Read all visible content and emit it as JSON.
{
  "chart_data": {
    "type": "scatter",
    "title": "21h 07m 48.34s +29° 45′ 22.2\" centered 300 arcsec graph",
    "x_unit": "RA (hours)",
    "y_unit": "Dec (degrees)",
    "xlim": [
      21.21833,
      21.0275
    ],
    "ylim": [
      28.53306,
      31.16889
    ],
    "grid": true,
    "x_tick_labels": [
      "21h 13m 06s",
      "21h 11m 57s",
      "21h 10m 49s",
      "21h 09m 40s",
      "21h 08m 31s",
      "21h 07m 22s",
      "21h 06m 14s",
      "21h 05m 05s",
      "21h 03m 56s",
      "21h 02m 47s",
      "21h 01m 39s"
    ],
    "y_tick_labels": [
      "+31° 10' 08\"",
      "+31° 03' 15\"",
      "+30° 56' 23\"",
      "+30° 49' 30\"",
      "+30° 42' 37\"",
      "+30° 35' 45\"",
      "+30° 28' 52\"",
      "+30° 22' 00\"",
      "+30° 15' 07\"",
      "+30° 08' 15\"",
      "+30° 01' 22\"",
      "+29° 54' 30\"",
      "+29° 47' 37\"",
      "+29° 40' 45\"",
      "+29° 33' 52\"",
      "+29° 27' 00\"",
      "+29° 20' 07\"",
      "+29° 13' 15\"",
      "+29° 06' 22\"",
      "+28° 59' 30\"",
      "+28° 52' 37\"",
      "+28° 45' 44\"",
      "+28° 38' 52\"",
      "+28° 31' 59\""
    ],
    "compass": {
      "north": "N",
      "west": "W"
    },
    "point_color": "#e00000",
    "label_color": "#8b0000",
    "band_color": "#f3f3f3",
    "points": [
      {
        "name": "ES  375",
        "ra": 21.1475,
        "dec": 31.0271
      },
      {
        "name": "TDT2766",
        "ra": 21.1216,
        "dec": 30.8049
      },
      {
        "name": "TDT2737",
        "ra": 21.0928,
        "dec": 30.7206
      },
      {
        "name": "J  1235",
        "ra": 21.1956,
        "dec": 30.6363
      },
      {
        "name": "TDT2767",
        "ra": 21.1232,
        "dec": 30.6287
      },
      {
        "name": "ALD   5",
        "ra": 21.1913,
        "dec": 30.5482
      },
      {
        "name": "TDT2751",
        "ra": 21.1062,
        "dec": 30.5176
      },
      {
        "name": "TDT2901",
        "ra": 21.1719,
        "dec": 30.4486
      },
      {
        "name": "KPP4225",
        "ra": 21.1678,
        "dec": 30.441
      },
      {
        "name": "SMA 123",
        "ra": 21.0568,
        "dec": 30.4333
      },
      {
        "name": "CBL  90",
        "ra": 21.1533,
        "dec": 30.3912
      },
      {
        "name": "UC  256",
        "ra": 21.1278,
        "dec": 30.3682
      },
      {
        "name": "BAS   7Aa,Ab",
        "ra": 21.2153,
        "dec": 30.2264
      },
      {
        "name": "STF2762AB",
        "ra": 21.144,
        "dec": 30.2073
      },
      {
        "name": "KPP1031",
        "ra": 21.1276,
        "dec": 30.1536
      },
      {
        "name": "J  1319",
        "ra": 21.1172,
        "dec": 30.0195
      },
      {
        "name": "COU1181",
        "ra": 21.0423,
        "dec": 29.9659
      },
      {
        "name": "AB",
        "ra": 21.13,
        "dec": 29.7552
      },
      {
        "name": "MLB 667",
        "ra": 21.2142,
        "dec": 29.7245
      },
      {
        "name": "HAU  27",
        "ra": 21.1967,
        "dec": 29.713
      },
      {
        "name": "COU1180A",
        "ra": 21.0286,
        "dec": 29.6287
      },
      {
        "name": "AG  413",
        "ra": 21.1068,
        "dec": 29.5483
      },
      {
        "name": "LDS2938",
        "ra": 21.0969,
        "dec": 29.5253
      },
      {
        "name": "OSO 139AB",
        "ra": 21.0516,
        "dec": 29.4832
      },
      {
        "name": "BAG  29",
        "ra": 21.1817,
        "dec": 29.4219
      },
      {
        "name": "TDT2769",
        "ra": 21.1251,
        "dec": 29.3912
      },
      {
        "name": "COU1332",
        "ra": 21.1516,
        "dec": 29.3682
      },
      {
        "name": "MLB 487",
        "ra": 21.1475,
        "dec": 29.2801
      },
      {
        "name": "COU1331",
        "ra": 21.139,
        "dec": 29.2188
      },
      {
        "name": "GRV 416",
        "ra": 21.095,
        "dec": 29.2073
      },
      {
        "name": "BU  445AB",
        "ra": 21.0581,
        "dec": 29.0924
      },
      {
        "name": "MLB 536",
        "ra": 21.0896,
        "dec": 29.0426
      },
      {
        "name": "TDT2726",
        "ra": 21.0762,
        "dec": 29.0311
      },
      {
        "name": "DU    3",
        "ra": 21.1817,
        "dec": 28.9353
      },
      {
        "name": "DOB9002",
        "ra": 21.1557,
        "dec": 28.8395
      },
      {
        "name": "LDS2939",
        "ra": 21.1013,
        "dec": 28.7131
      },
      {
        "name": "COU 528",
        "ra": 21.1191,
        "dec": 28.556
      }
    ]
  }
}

Task statement =
Copy out each record from above, exactly.

Final result =
Read all visible content and emit it as JSON.
{
  "chart_data": {
    "type": "scatter",
    "title": "21h 07m 48.34s +29° 45′ 22.2\" centered 300 arcsec graph",
    "x_unit": "RA (hours)",
    "y_unit": "Dec (degrees)",
    "xlim": [
      21.21833,
      21.0275
    ],
    "ylim": [
      28.53306,
      31.16889
    ],
    "grid": true,
    "x_tick_labels": [
      "21h 13m 06s",
      "21h 11m 57s",
      "21h 10m 49s",
      "21h 09m 40s",
      "21h 08m 31s",
      "21h 07m 22s",
      "21h 06m 14s",
      "21h 05m 05s",
      "21h 03m 56s",
      "21h 02m 47s",
      "21h 01m 39s"
    ],
    "y_tick_labels": [
      "+31° 10' 08\"",
      "+31° 03' 15\"",
      "+30° 56' 23\"",
      "+30° 49' 30\"",
      "+30° 42' 37\"",
      "+30° 35' 45\"",
      "+30° 28' 52\"",
      "+30° 22' 00\"",
      "+30° 15' 07\"",
      "+30° 08' 15\"",
      "+30° 01' 22\"",
      "+29° 54' 30\"",
      "+29° 47' 37\"",
      "+29° 40' 45\"",
      "+29° 33' 52\"",
      "+29° 27' 00\"",
      "+29° 20' 07\"",
      "+29° 13' 15\"",
      "+29° 06' 22\"",
      "+28° 59' 30\"",
      "+28° 52' 37\"",
      "+28° 45' 44\"",
      "+28° 38' 52\"",
      "+28° 31' 59\""
    ],
    "compass": {
      "north": "N",
      "west": "W"
    },
    "point_color": "#e00000",
    "label_color": "#8b0000",
    "band_color": "#f3f3f3",
    "points": [
      {
        "name": "ES  375",
        "ra": 21.1475,
        "dec": 31.0271
      },
      {
        "name": "TDT2766",
        "ra": 21.1216,
        "dec": 30.8049
      },
      {
        "name": "TDT2737",
        "ra": 21.0928,
        "dec": 30.7206
      },
      {
        "name": "J  1235",
        "ra": 21.1956,
        "dec": 30.6363
      },
      {
        "name": "TDT2767",
        "ra": 21.1232,
        "dec": 30.6287
      },
      {
        "name": "ALD   5",
        "ra": 21.1913,
        "dec": 30.5482
      },
      {
        "name": "TDT2751",
        "ra": 21.1062,
        "dec": 30.5176
      },
      {
        "name": "TDT2901",
        "ra": 21.1719,
        "dec": 30.4486
      },
      {
        "name": "KPP4225",
        "ra": 21.1678,
        "dec": 30.441
      },
      {
        "name": "SMA 123",
        "ra": 21.0568,
        "dec": 30.4333
      },
      {
        "name": "CBL  90",
        "ra": 21.1533,
        "dec": 30.3912
      },
      {
        "name": "UC  256",
        "ra": 21.1278,
        "dec": 30.3682
      },
      {
        "name": "BAS   7Aa,Ab",
        "ra": 21.2153,
        "dec": 30.2264
      },
      {
        "name": "STF2762AB",
        "ra": 21.144,
        "dec": 30.2073
      },
      {
        "name": "KPP1031",
        "ra": 21.1276,
        "dec": 30.1536
      },
      {
        "name": "J  1319",
        "ra": 21.1172,
        "dec": 30.0195
      },
      {
        "name": "COU1181",
        "ra": 21.0423,
        "dec": 29.9659
      },
      {
        "name": "AB",
        "ra": 21.13,
        "dec": 29.7552
      },
      {
        "name": "MLB 667",
        "ra": 21.2142,
        "dec": 29.7245
      },
      {
        "name": "HAU  27",
        "ra": 21.1967,
        "dec": 29.713
      },
      {
        "name": "COU1180A",
        "ra": 21.0286,
        "dec": 29.6287
      },
      {
        "name": "AG  413",
        "ra": 21.1068,
        "dec": 29.5483
      },
      {
        "name": "LDS2938",
        "ra": 21.0969,
        "dec": 29.5253
      },
      {
        "name": "OSO 139AB",
        "ra": 21.0516,
        "dec": 29.4832
      },
      {
        "name": "BAG  29",
        "ra": 21.1817,
        "dec": 29.4219
      },
      {
        "name": "TDT2769",
        "ra": 21.1251,
        "dec": 29.3912
      },
      {
        "name": "COU1332",
        "ra": 21.1516,
        "dec": 29.3682
      },
      {
        "name": "MLB 487",
        "ra": 21.1475,
        "dec": 29.2801
      },
      {
        "name": "COU1331",
        "ra": 21.139,
        "dec": 29.2188
      },
      {
        "name": "GRV 416",
        "ra": 21.095,
        "dec": 29.2073
      },
      {
        "name": "BU  445AB",
        "ra": 21.0581,
        "dec": 29.0924
      },
      {
        "name": "MLB 536",
        "ra": 21.0896,
        "dec": 29.0426
      },
      {
        "name": "TDT2726",
        "ra": 21.0762,
        "dec": 29.0311
      },
      {
        "name": "DU    3",
        "ra": 21.1817,
        "dec": 28.9353
      },
      {
        "name": "DOB9002",
        "ra": 21.1557,
        "dec": 28.8395
      },
      {
        "name": "LDS2939",
        "ra": 21.1013,
        "dec": 28.7131
      },
      {
        "name": "COU 528",
        "ra": 21.1191,
        "dec": 28.556
      }
    ]
  }
}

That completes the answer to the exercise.